- Given task: Repeat the lines that follow, leaving nothing out.

[BEGIN Task material]

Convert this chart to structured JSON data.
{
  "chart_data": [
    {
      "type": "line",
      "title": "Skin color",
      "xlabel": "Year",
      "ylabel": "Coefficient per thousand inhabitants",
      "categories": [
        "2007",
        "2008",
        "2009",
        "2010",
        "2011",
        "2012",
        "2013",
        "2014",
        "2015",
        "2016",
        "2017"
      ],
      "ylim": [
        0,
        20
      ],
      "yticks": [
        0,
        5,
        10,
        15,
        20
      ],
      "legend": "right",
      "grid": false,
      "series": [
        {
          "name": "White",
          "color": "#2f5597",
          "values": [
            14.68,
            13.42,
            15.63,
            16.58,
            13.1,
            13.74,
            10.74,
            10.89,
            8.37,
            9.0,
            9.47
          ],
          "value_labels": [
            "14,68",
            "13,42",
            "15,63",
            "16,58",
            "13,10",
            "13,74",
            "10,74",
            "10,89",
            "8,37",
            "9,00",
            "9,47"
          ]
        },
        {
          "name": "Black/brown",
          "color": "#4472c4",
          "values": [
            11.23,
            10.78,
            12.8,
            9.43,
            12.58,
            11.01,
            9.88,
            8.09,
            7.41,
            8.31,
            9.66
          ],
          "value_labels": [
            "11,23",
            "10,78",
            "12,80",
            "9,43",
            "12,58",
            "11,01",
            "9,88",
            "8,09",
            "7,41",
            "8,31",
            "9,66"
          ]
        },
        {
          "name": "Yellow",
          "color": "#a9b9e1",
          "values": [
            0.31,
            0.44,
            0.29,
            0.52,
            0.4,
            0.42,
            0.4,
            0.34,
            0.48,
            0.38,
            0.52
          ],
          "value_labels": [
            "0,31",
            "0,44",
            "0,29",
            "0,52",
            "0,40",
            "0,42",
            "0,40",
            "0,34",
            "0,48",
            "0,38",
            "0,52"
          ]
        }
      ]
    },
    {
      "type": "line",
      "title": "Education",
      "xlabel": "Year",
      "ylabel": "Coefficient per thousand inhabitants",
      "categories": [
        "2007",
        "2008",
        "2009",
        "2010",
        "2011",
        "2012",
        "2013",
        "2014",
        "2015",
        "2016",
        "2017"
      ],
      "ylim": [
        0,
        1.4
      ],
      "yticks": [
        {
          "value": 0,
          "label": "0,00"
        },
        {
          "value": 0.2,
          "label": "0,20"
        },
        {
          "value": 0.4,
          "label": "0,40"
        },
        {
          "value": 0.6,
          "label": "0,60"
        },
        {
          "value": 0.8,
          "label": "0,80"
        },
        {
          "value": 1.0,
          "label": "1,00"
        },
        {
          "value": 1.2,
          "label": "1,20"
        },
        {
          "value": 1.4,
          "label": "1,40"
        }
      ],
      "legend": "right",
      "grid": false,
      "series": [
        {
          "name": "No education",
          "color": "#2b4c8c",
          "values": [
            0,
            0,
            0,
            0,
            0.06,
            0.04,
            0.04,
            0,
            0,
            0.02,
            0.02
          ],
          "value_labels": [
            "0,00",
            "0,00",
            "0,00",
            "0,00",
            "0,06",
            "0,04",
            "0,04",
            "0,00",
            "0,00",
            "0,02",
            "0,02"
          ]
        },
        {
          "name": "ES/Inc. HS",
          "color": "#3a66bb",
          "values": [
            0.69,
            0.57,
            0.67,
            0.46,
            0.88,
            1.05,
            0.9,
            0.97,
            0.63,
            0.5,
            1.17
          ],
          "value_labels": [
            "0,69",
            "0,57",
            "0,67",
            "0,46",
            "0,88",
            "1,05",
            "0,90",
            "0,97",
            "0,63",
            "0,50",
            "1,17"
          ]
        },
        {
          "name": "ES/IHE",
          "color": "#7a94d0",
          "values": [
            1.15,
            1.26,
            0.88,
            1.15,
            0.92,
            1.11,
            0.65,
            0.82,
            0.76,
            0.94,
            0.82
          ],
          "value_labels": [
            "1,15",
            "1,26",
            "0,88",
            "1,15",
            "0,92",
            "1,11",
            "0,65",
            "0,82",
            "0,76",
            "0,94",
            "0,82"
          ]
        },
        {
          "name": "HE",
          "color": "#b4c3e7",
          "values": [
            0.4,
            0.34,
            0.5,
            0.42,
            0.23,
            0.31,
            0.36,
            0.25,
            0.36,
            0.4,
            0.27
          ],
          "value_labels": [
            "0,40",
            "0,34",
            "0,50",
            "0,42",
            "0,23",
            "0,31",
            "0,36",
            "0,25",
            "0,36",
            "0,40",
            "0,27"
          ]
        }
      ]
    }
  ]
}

[END Task material]

- Exercise output:
Convert this chart to structured JSON data.
{
  "chart_data": [
    {
      "type": "line",
      "title": "Skin color",
      "xlabel": "Year",
      "ylabel": "Coefficient per thousand inhabitants",
      "categories": [
        "2007",
        "2008",
        "2009",
        "2010",
        "2011",
        "2012",
        "2013",
        "2014",
        "2015",
        "2016",
        "2017"
      ],
      "ylim": [
        0,
        20
      ],
      "yticks": [
        0,
        5,
        10,
        15,
        20
      ],
      "legend": "right",
      "grid": false,
      "series": [
        {
          "name": "White",
          "color": "#2f5597",
          "values": [
            14.68,
            13.42,
            15.63,
            16.58,
            13.1,
            13.74,
            10.74,
            10.89,
            8.37,
            9.0,
            9.47
          ],
          "value_labels": [
            "14,68",
            "13,42",
            "15,63",
            "16,58",
            "13,10",
            "13,74",
            "10,74",
            "10,89",
            "8,37",
            "9,00",
            "9,47"
          ]
        },
        {
          "name": "Black/brown",
          "color": "#4472c4",
          "values": [
            11.23,
            10.78,
            12.8,
            9.43,
            12.58,
            11.01,
            9.88,
            8.09,
            7.41,
            8.31,
            9.66
          ],
          "value_labels": [
            "11,23",
            "10,78",
            "12,80",
            "9,43",
            "12,58",
            "11,01",
            "9,88",
            "8,09",
            "7,41",
            "8,31",
            "9,66"
          ]
        },
        {
          "name": "Yellow",
          "color": "#a9b9e1",
          "values": [
            0.31,
            0.44,
            0.29,
            0.52,
            0.4,
            0.42,
            0.4,
            0.34,
            0.48,
            0.38,
            0.52
          ],
          "value_labels": [
            "0,31",
            "0,44",
            "0,29",
            "0,52",
            "0,40",
            "0,42",
            "0,40",
            "0,34",
            "0,48",
            "0,38",
            "0,52"
          ]
        }
      ]
    },
    {
      "type": "line",
      "title": "Education",
      "xlabel": "Year",
      "ylabel": "Coefficient per thousand inhabitants",
      "categories": [
        "2007",
        "2008",
        "2009",
        "2010",
        "2011",
        "2012",
        "2013",
        "2014",
        "2015",
        "2016",
        "2017"
      ],
      "ylim": [
        0,
        1.4
      ],
      "yticks": [
        {
          "value": 0,
          "label": "0,00"
        },
        {
          "value": 0.2,
          "label": "0,20"
        },
        {
          "value": 0.4,
          "label": "0,40"
        },
        {
          "value": 0.6,
          "label": "0,60"
        },
        {
          "value": 0.8,
          "label": "0,80"
        },
        {
          "value": 1.0,
          "label": "1,00"
        },
        {
          "value": 1.2,
          "label": "1,20"
        },
        {
          "value": 1.4,
          "label": "1,40"
        }
      ],
      "legend": "right",
      "grid": false,
      "series": [
        {
          "name": "No education",
          "color": "#2b4c8c",
          "values": [
            0,
            0,
            0,
            0,
            0.06,
            0.04,
            0.04,
            0,
            0,
            0.02,
            0.02
          ],
          "value_labels": [
            "0,00",
            "0,00",
            "0,00",
            "0,00",
            "0,06",
            "0,04",
            "0,04",
            "0,00",
            "0,00",
            "0,02",
            "0,02"
          ]
        },
        {
          "name": "ES/Inc. HS",
          "color": "#3a66bb",
          "values": [
            0.69,
            0.57,
            0.67,
            0.46,
            0.88,
            1.05,
            0.9,
            0.97,
            0.63,
            0.5,
            1.17
          ],
          "value_labels": [
            "0,69",
            "0,57",
            "0,67",
            "0,46",
            "0,88",
            "1,05",
            "0,90",
            "0,97",
            "0,63",
            "0,50",
            "1,17"
          ]
        },
        {
          "name": "ES/IHE",
          "color": "#7a94d0",
          "values": [
            1.15,
            1.26,
            0.88,
            1.15,
            0.92,
            1.11,
            0.65,
            0.82,
            0.76,
            0.94,
            0.82
          ],
          "value_labels": [
            "1,15",
            "1,26",
            "0,88",
            "1,15",
            "0,92",
            "1,11",
            "0,65",
            "0,82",
            "0,76",
            "0,94",
            "0,82"
          ]
        },
        {
          "name": "HE",
          "color": "#b4c3e7",
          "values": [
            0.4,
            0.34,
            0.5,
            0.42,
            0.23,
            0.31,
            0.36,
            0.25,
            0.36,
            0.4,
            0.27
          ],
          "value_labels": [
            "0,40",
            "0,34",
            "0,50",
            "0,42",
            "0,23",
            "0,31",
            "0,36",
            "0,25",
            "0,36",
            "0,40",
            "0,27"
          ]
        }
      ]
    }
  ]
}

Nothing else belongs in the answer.